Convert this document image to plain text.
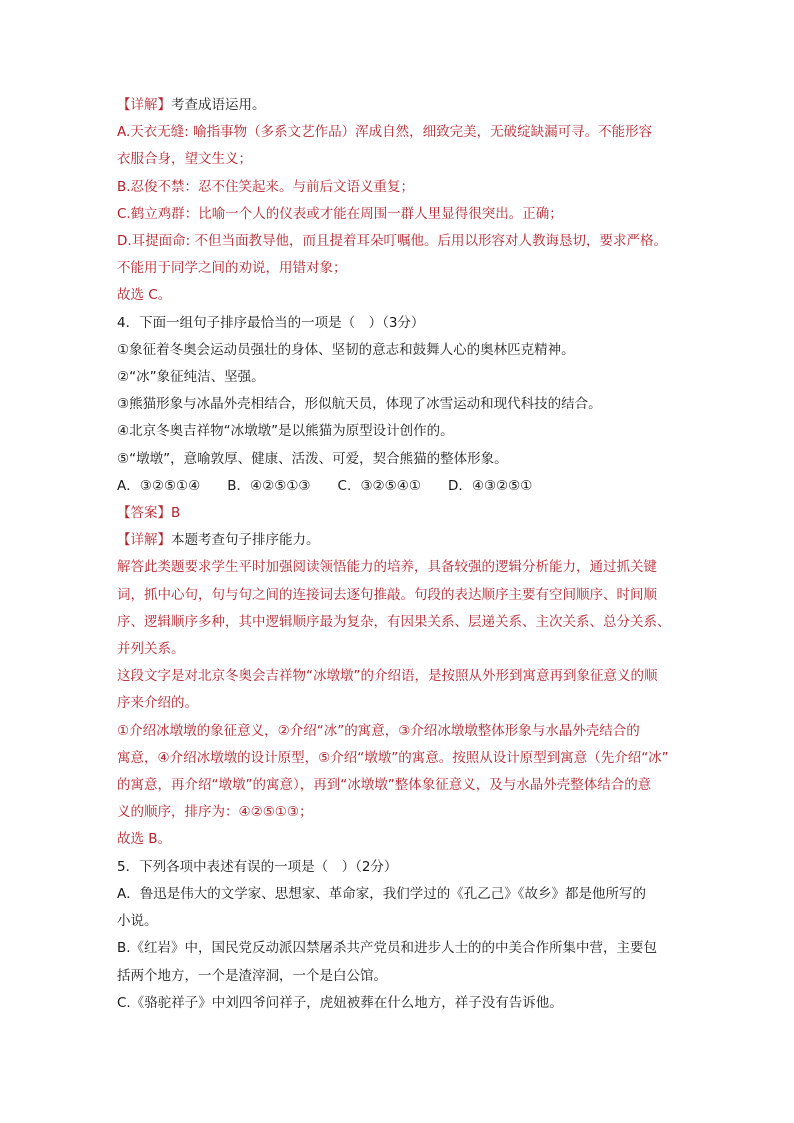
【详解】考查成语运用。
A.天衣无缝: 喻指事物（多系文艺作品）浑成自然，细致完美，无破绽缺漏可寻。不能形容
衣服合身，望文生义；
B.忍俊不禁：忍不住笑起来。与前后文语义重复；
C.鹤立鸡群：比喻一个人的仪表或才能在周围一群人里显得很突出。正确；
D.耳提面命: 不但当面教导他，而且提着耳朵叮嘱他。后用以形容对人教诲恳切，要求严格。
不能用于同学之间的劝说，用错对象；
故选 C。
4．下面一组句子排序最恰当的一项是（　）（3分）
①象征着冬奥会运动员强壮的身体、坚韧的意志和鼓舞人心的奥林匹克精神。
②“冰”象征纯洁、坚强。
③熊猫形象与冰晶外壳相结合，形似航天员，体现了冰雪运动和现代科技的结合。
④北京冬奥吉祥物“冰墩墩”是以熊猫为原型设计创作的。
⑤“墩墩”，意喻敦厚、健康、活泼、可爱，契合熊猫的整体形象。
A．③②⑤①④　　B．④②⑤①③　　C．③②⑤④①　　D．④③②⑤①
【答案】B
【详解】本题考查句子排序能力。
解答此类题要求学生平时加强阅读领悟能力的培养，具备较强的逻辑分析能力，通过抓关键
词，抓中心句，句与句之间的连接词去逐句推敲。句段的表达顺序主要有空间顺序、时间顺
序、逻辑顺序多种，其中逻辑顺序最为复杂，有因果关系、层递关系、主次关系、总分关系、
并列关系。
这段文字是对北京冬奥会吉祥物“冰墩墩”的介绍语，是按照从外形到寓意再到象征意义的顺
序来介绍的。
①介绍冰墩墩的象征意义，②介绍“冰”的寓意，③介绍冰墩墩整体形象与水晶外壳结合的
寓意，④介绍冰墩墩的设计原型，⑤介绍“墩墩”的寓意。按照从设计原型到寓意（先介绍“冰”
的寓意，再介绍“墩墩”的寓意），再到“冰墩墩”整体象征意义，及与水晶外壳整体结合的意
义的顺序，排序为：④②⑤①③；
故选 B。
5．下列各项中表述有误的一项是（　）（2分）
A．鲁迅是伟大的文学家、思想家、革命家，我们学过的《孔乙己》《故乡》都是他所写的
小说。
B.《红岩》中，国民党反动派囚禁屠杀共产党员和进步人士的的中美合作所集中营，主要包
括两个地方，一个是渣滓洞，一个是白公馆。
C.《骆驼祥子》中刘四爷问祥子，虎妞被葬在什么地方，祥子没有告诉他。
====================
| WHAT YOU SHOULD DO |
Print every entry above again without changing a word, and omit the pictures.

| TASK OUTPUT |
Convert this document image to plain text.
【详解】考查成语运用。
A.天衣无缝: 喻指事物（多系文艺作品）浑成自然，细致完美，无破绽缺漏可寻。不能形容
衣服合身，望文生义；
B.忍俊不禁：忍不住笑起来。与前后文语义重复；
C.鹤立鸡群：比喻一个人的仪表或才能在周围一群人里显得很突出。正确；
D.耳提面命: 不但当面教导他，而且提着耳朵叮嘱他。后用以形容对人教诲恳切，要求严格。
不能用于同学之间的劝说，用错对象；
故选 C。
4．下面一组句子排序最恰当的一项是（　）（3分）
①象征着冬奥会运动员强壮的身体、坚韧的意志和鼓舞人心的奥林匹克精神。
②“冰”象征纯洁、坚强。
③熊猫形象与冰晶外壳相结合，形似航天员，体现了冰雪运动和现代科技的结合。
④北京冬奥吉祥物“冰墩墩”是以熊猫为原型设计创作的。
⑤“墩墩”，意喻敦厚、健康、活泼、可爱，契合熊猫的整体形象。
A．③②⑤①④　　B．④②⑤①③　　C．③②⑤④①　　D．④③②⑤①
【答案】B
【详解】本题考查句子排序能力。
解答此类题要求学生平时加强阅读领悟能力的培养，具备较强的逻辑分析能力，通过抓关键
词，抓中心句，句与句之间的连接词去逐句推敲。句段的表达顺序主要有空间顺序、时间顺
序、逻辑顺序多种，其中逻辑顺序最为复杂，有因果关系、层递关系、主次关系、总分关系、
并列关系。
这段文字是对北京冬奥会吉祥物“冰墩墩”的介绍语，是按照从外形到寓意再到象征意义的顺
序来介绍的。
①介绍冰墩墩的象征意义，②介绍“冰”的寓意，③介绍冰墩墩整体形象与水晶外壳结合的
寓意，④介绍冰墩墩的设计原型，⑤介绍“墩墩”的寓意。按照从设计原型到寓意（先介绍“冰”
的寓意，再介绍“墩墩”的寓意），再到“冰墩墩”整体象征意义，及与水晶外壳整体结合的意
义的顺序，排序为：④②⑤①③；
故选 B。
5．下列各项中表述有误的一项是（　）（2分）
A．鲁迅是伟大的文学家、思想家、革命家，我们学过的《孔乙己》《故乡》都是他所写的
小说。
B.《红岩》中，国民党反动派囚禁屠杀共产党员和进步人士的的中美合作所集中营，主要包
括两个地方，一个是渣滓洞，一个是白公馆。
C.《骆驼祥子》中刘四爷问祥子，虎妞被葬在什么地方，祥子没有告诉他。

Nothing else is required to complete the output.